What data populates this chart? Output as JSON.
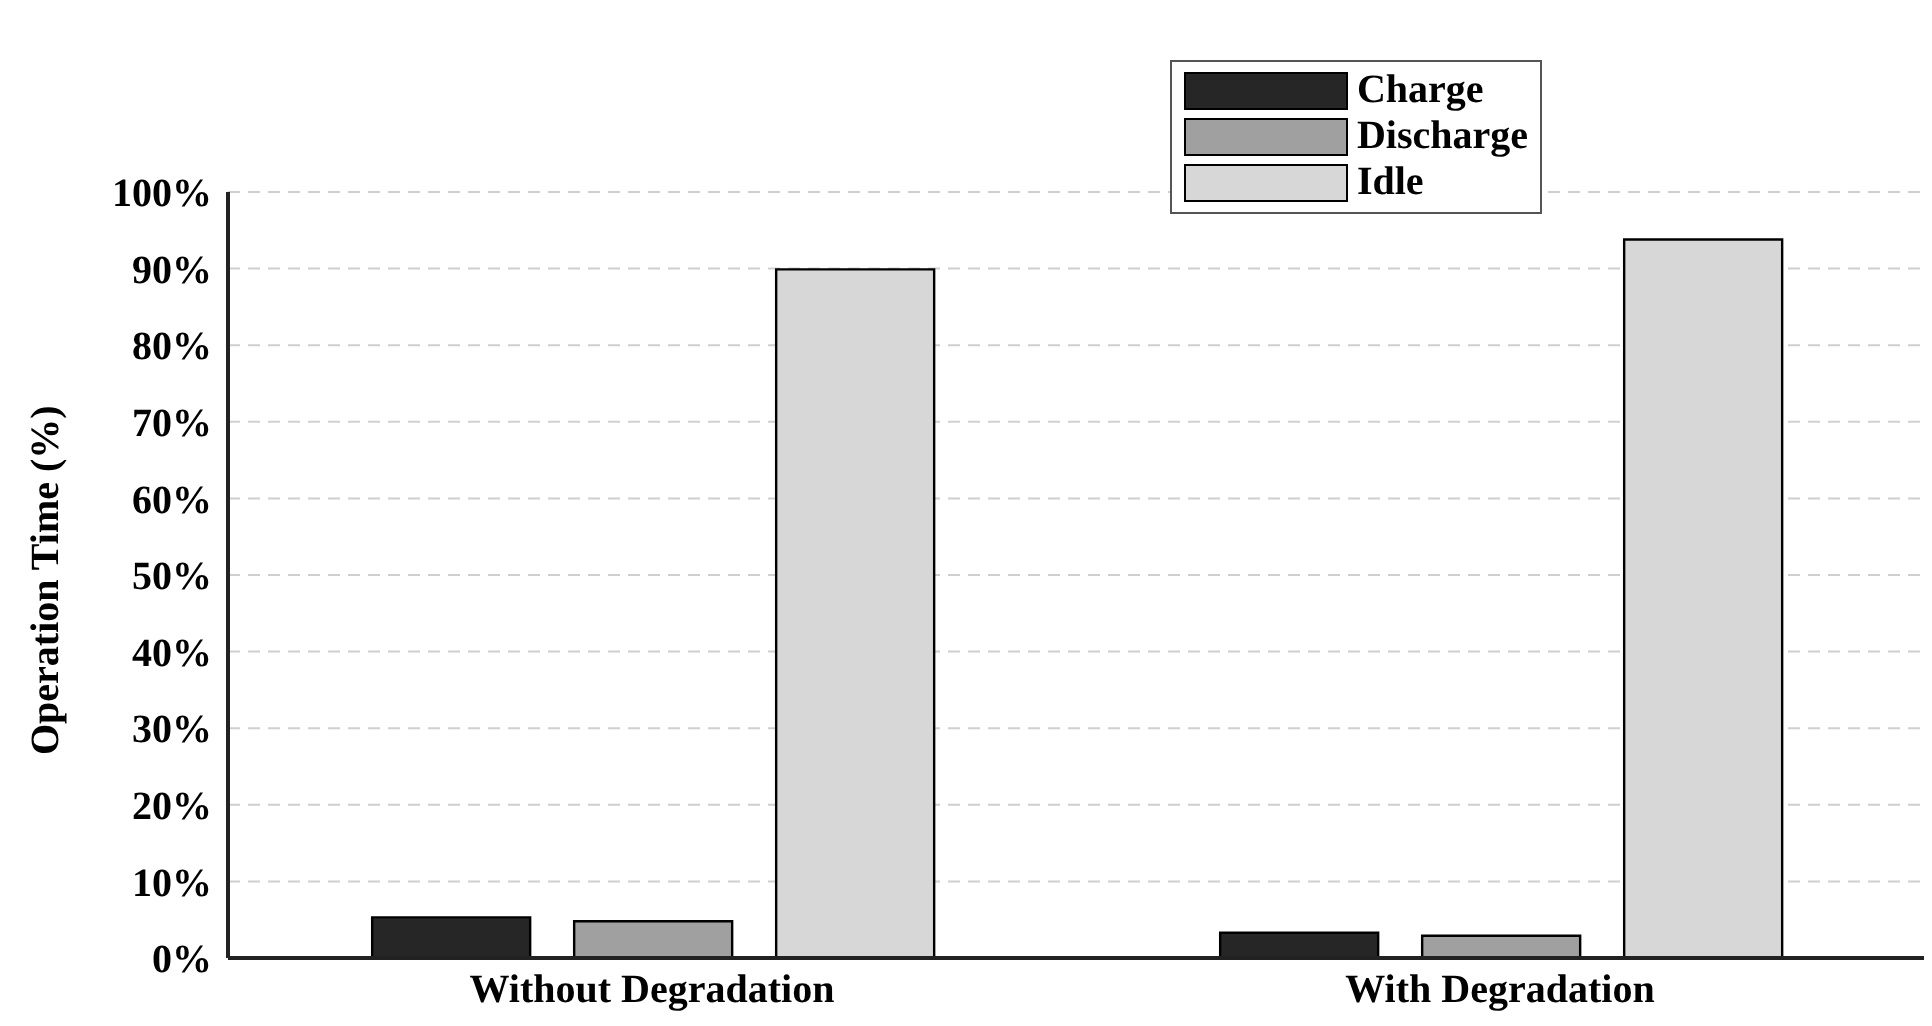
{
  "chart_data": {
    "type": "bar",
    "ylabel": "Operation Time (%)",
    "categories": [
      "Without Degradation",
      "With Degradation"
    ],
    "series": [
      {
        "name": "Charge",
        "color": "#262626",
        "values": [
          5.3,
          3.3
        ]
      },
      {
        "name": "Discharge",
        "color": "#a0a0a0",
        "values": [
          4.8,
          2.9
        ]
      },
      {
        "name": "Idle",
        "color": "#d7d7d7",
        "values": [
          89.9,
          93.8
        ]
      }
    ],
    "ylim": [
      0,
      100
    ],
    "yticks": [
      {
        "value": 0,
        "label": "0%"
      },
      {
        "value": 10,
        "label": "10%"
      },
      {
        "value": 20,
        "label": "20%"
      },
      {
        "value": 30,
        "label": "30%"
      },
      {
        "value": 40,
        "label": "40%"
      },
      {
        "value": 50,
        "label": "50%"
      },
      {
        "value": 60,
        "label": "60%"
      },
      {
        "value": 70,
        "label": "70%"
      },
      {
        "value": 80,
        "label": "80%"
      },
      {
        "value": 90,
        "label": "90%"
      },
      {
        "value": 100,
        "label": "100%"
      }
    ],
    "grid": "y",
    "legend": "top right"
  }
}
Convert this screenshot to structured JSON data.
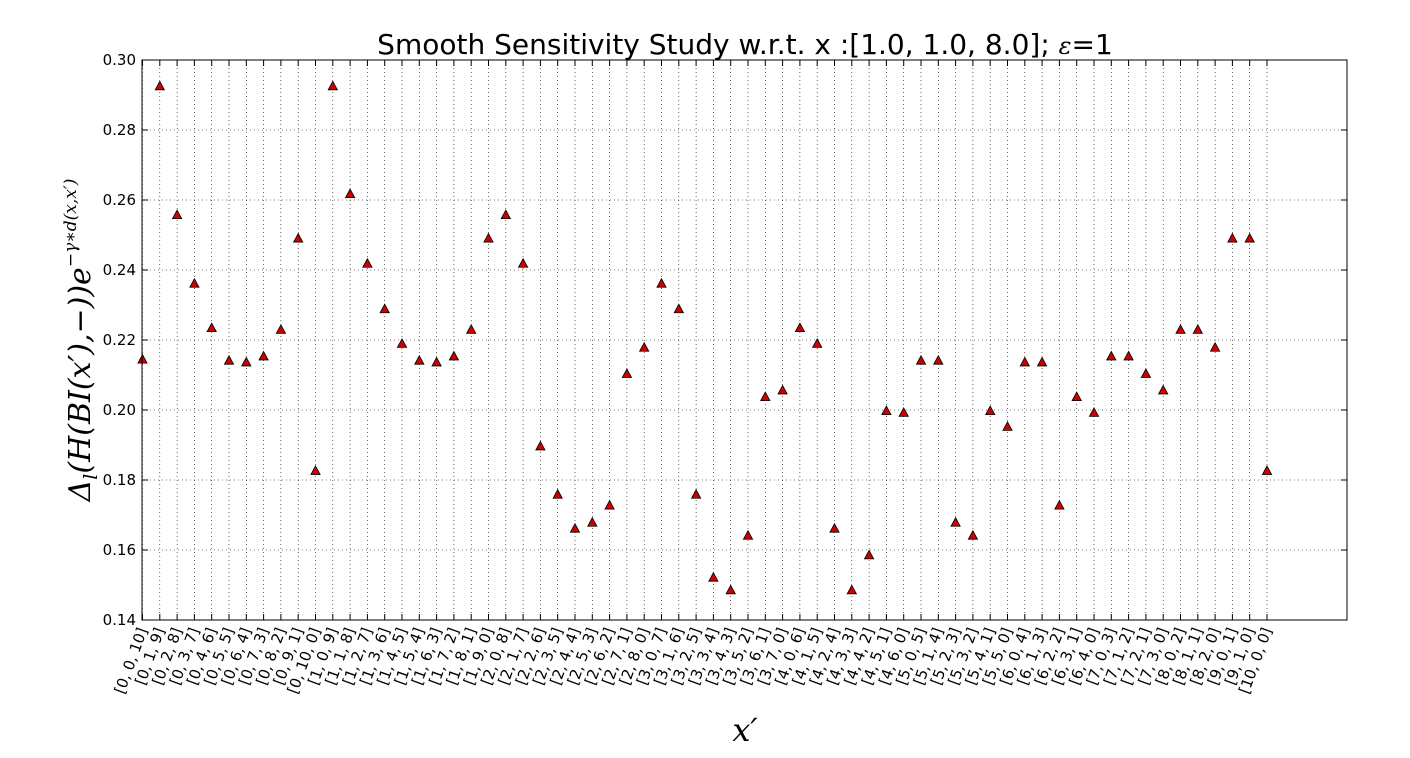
{
  "chart_data": {
    "type": "scatter",
    "title": {
      "prefix": "Smooth Sensitivity Study w.r.t. x :[1.0, 1.0, 8.0]; ",
      "epsilon_symbol": "ε",
      "suffix": "=1"
    },
    "xlabel": "x′",
    "ylabel": "Δl(H(BI(x′),−))e^{−γ∗d(x,x′)}",
    "ylim": [
      0.14,
      0.3
    ],
    "yticks": [
      "0.14",
      "0.16",
      "0.18",
      "0.20",
      "0.22",
      "0.24",
      "0.26",
      "0.28",
      "0.30"
    ],
    "grid": true,
    "marker": "triangle",
    "marker_color": "#cc0000",
    "x": [
      "[0, 0, 10]",
      "[0, 1, 9]",
      "[0, 2, 8]",
      "[0, 3, 7]",
      "[0, 4, 6]",
      "[0, 5, 5]",
      "[0, 6, 4]",
      "[0, 7, 3]",
      "[0, 8, 2]",
      "[0, 9, 1]",
      "[0, 10, 0]",
      "[1, 0, 9]",
      "[1, 1, 8]",
      "[1, 2, 7]",
      "[1, 3, 6]",
      "[1, 4, 5]",
      "[1, 5, 4]",
      "[1, 6, 3]",
      "[1, 7, 2]",
      "[1, 8, 1]",
      "[1, 9, 0]",
      "[2, 0, 8]",
      "[2, 1, 7]",
      "[2, 2, 6]",
      "[2, 3, 5]",
      "[2, 4, 4]",
      "[2, 5, 3]",
      "[2, 6, 2]",
      "[2, 7, 1]",
      "[2, 8, 0]",
      "[3, 0, 7]",
      "[3, 1, 6]",
      "[3, 2, 5]",
      "[3, 3, 4]",
      "[3, 4, 3]",
      "[3, 5, 2]",
      "[3, 6, 1]",
      "[3, 7, 0]",
      "[4, 0, 6]",
      "[4, 1, 5]",
      "[4, 2, 4]",
      "[4, 3, 3]",
      "[4, 4, 2]",
      "[4, 5, 1]",
      "[4, 6, 0]",
      "[5, 0, 5]",
      "[5, 1, 4]",
      "[5, 2, 3]",
      "[5, 3, 2]",
      "[5, 4, 1]",
      "[5, 5, 0]",
      "[6, 0, 4]",
      "[6, 1, 3]",
      "[6, 2, 2]",
      "[6, 3, 1]",
      "[6, 4, 0]",
      "[7, 0, 3]",
      "[7, 1, 2]",
      "[7, 2, 1]",
      "[7, 3, 0]",
      "[8, 0, 2]",
      "[8, 1, 1]",
      "[8, 2, 0]",
      "[9, 0, 1]",
      "[9, 1, 0]",
      "[10, 0, 0]"
    ],
    "tick_labels_shown": [
      "[0, 0, 10]",
      "[0, 1, 9]",
      "[0, 2, 8]",
      "[0, 3, 7]",
      "[0, 4, 6]",
      "[0, 5, 5]",
      "[0, 6, 4]",
      "[0, 7, 3]",
      "[0, 8, 2]",
      "[0, 9, 1]",
      "[0, 10, 0]",
      "[1, 0, 9]",
      "[1, 1, 8]",
      "[1, 2, 7]",
      "[1, 3, 6]",
      "[1, 4, 5]",
      "[1, 5, 4]",
      "[1, 6, 3]",
      "[1, 7, 2]",
      "[1, 8, 1]",
      "[1, 9, 0]",
      "[2, 0, 8]",
      "[2, 1, 7]",
      "[2, 2, 6]",
      "[2, 3, 5]",
      "[2, 4, 4]",
      "[2, 5, 3]",
      "[2, 6, 2]",
      "[2, 7, 1]",
      "[2, 8, 0]",
      "[3, 0, 7]",
      "[3, 1, 6]",
      "[3, 2, 5]",
      "[3, 3, 4]",
      "[3, 4, 3]",
      "[3, 5, 2]",
      "[3, 6, 1]",
      "[3, 7, 0]",
      "[4, 0, 6]",
      "[4, 1, 5]",
      "[4, 2, 4]",
      "[4, 3, 3]",
      "[4, 4, 2]",
      "[4, 5, 1]",
      "[4, 6, 0]",
      "[5, 0, 5]",
      "[5, 1, 4]",
      "[5, 2, 3]",
      "[5, 3, 2]",
      "[5, 4, 1]",
      "[5, 5, 0]",
      "[6, 0, 4]",
      "[6, 1, 3]",
      "[6, 2, 2]",
      "[6, 3, 1]",
      "[6, 4, 0]",
      "[7, 0, 3]",
      "[7, 1, 2]",
      "[7, 2, 1]",
      "[7, 3, 0]",
      "[8, 0, 2]",
      "[8, 1, 1]",
      "[8, 2, 0]",
      "[9, 0, 1]",
      "[9, 1, 0]",
      "[10, 0, 0]"
    ],
    "y": [
      0.2145,
      0.2926,
      0.2558,
      0.2362,
      0.2235,
      0.2142,
      0.2137,
      0.2154,
      0.223,
      0.2491,
      0.1827,
      0.2926,
      0.2618,
      0.2419,
      0.2289,
      0.219,
      0.2142,
      0.2137,
      0.2154,
      0.223,
      0.2491,
      0.2558,
      0.2419,
      0.1897,
      0.1759,
      0.1662,
      0.1679,
      0.1728,
      0.2104,
      0.2179,
      0.2362,
      0.2289,
      0.1759,
      0.1522,
      0.1486,
      0.1642,
      0.2038,
      0.2057,
      0.2235,
      0.219,
      0.1662,
      0.1486,
      0.1586,
      0.1998,
      0.1993,
      0.2142,
      0.2142,
      0.1679,
      0.1642,
      0.1998,
      0.1953,
      0.2137,
      0.2137,
      0.1728,
      0.2038,
      0.1993,
      0.2154,
      0.2154,
      0.2104,
      0.2057,
      0.223,
      0.223,
      0.2179,
      0.2491,
      0.2491,
      0.1827
    ]
  }
}
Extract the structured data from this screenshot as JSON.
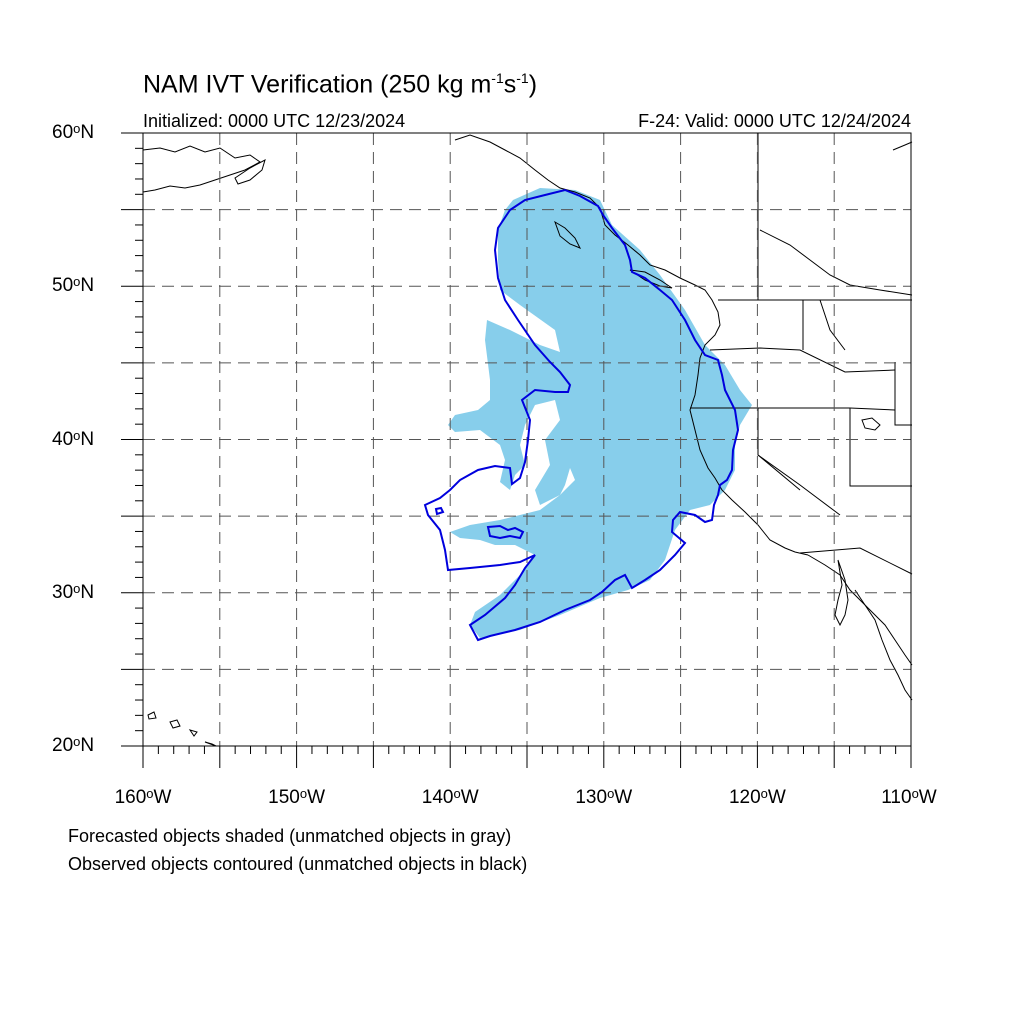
{
  "title": {
    "main": "NAM IVT Verification (250 kg m",
    "exp1": "-1",
    "mid": "s",
    "exp2": "-1",
    "end": ")"
  },
  "init_text": "Initialized: 0000 UTC 12/23/2024",
  "valid_text": "F-24: Valid: 0000 UTC 12/24/2024",
  "lat_labels": [
    {
      "value": "60",
      "suffix": "N"
    },
    {
      "value": "50",
      "suffix": "N"
    },
    {
      "value": "40",
      "suffix": "N"
    },
    {
      "value": "30",
      "suffix": "N"
    },
    {
      "value": "20",
      "suffix": "N"
    }
  ],
  "lon_labels": [
    {
      "value": "160",
      "suffix": "W"
    },
    {
      "value": "150",
      "suffix": "W"
    },
    {
      "value": "140",
      "suffix": "W"
    },
    {
      "value": "130",
      "suffix": "W"
    },
    {
      "value": "120",
      "suffix": "W"
    },
    {
      "value": "110",
      "suffix": "W"
    }
  ],
  "notes": [
    "Forecasted objects shaded (unmatched objects in gray)",
    "Observed objects contoured (unmatched objects in black)"
  ],
  "colors": {
    "forecast_fill": "#87ceeb",
    "observed_contour": "#0000dd",
    "grid": "#555555",
    "coast": "#000000"
  }
}
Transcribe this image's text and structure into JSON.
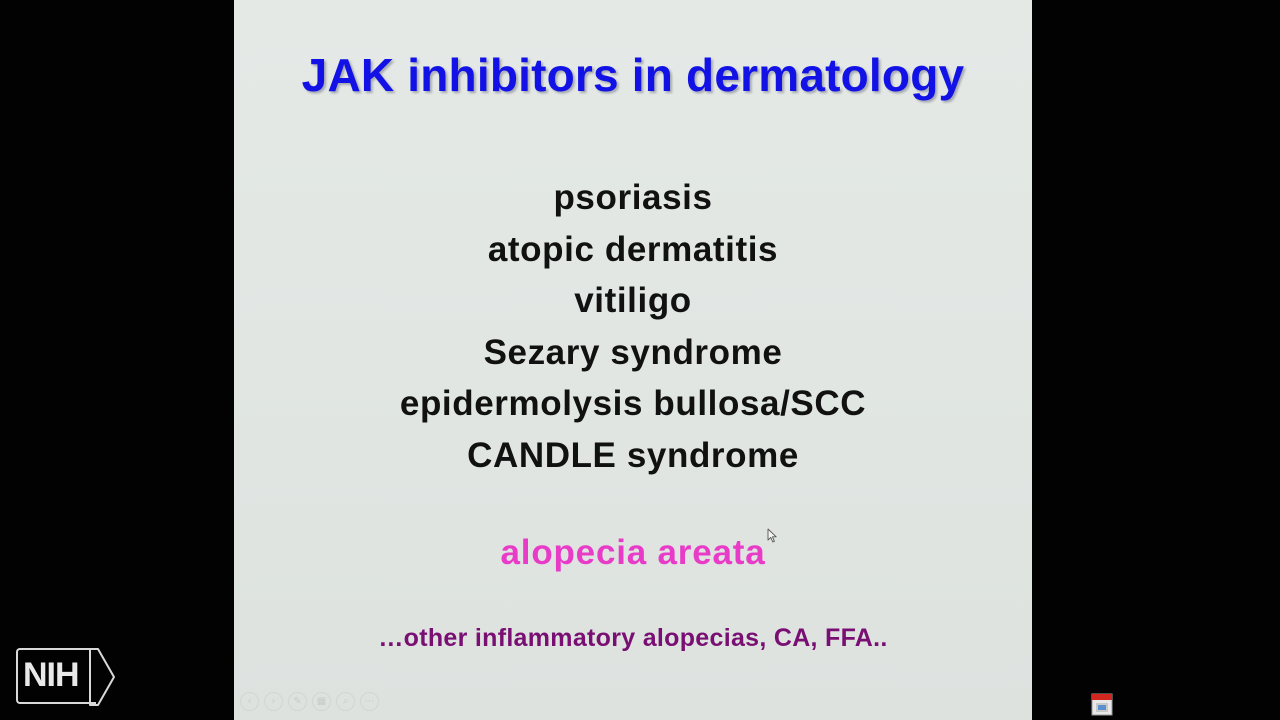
{
  "slide": {
    "title": "JAK inhibitors in dermatology",
    "conditions": [
      "psoriasis",
      "atopic dermatitis",
      "vitiligo",
      "Sezary syndrome",
      "epidermolysis bullosa/SCC",
      "CANDLE syndrome"
    ],
    "highlight": "alopecia areata",
    "footnote": "…other inflammatory alopecias, CA, FFA.."
  },
  "colors": {
    "title": "#1212e6",
    "conditions": "#111111",
    "highlight": "#e83cc8",
    "footnote": "#7a0f73",
    "slide_background": "#e2e7e4",
    "frame_background": "#020202"
  },
  "slideshow_controls": [
    {
      "icon": "previous-slide-icon",
      "glyph": "‹"
    },
    {
      "icon": "next-slide-icon",
      "glyph": "›"
    },
    {
      "icon": "pen-icon",
      "glyph": "✎"
    },
    {
      "icon": "slide-sorter-icon",
      "glyph": "▦"
    },
    {
      "icon": "zoom-icon",
      "glyph": "⌕"
    },
    {
      "icon": "more-options-icon",
      "glyph": "⋯"
    }
  ],
  "watermark": {
    "logo": "NIH",
    "icon": "nih-logo-icon"
  },
  "tray": {
    "icon": "app-tray-icon"
  }
}
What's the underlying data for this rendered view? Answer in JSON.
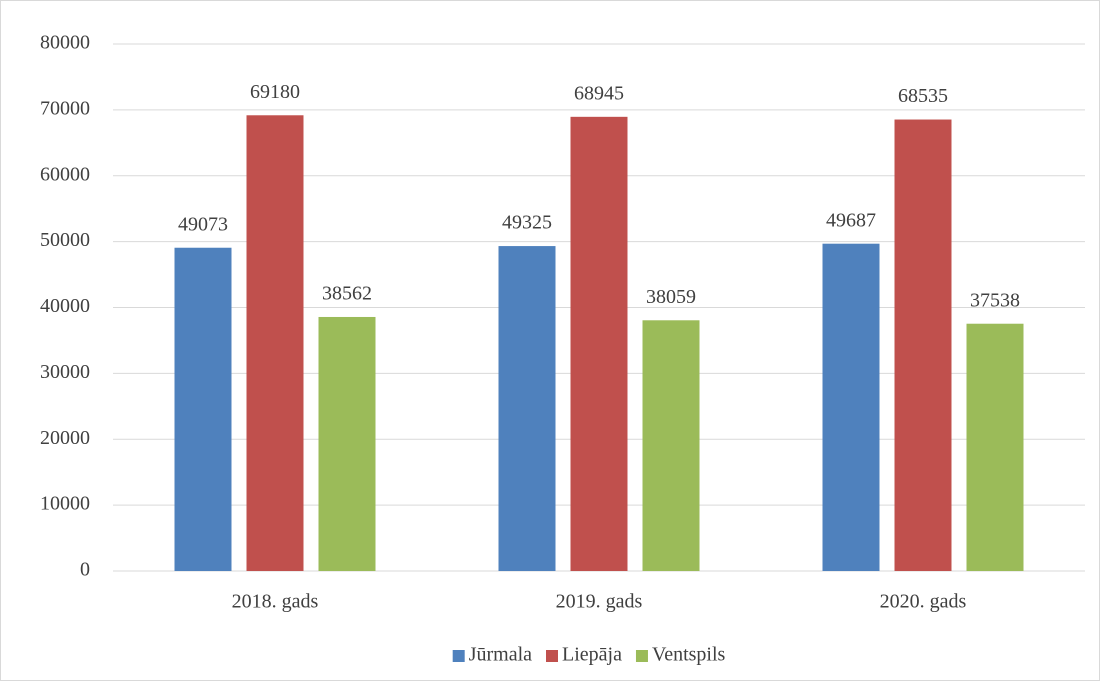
{
  "chart_data": {
    "type": "bar",
    "categories": [
      "2018. gads",
      "2019. gads",
      "2020. gads"
    ],
    "series": [
      {
        "name": "Jūrmala",
        "color": "#4f81bd",
        "values": [
          49073,
          49325,
          49687
        ]
      },
      {
        "name": "Liepāja",
        "color": "#c0504d",
        "values": [
          69180,
          68945,
          68535
        ]
      },
      {
        "name": "Ventspils",
        "color": "#9bbb59",
        "values": [
          38562,
          38059,
          37538
        ]
      }
    ],
    "ylim": [
      0,
      80000
    ],
    "yticks": [
      0,
      10000,
      20000,
      30000,
      40000,
      50000,
      60000,
      70000,
      80000
    ],
    "grid": true,
    "legend": "bottom"
  }
}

=====

Problem statement: Give the number of lines that carry the word "glyph", with nothing added.

Exercise answer: 6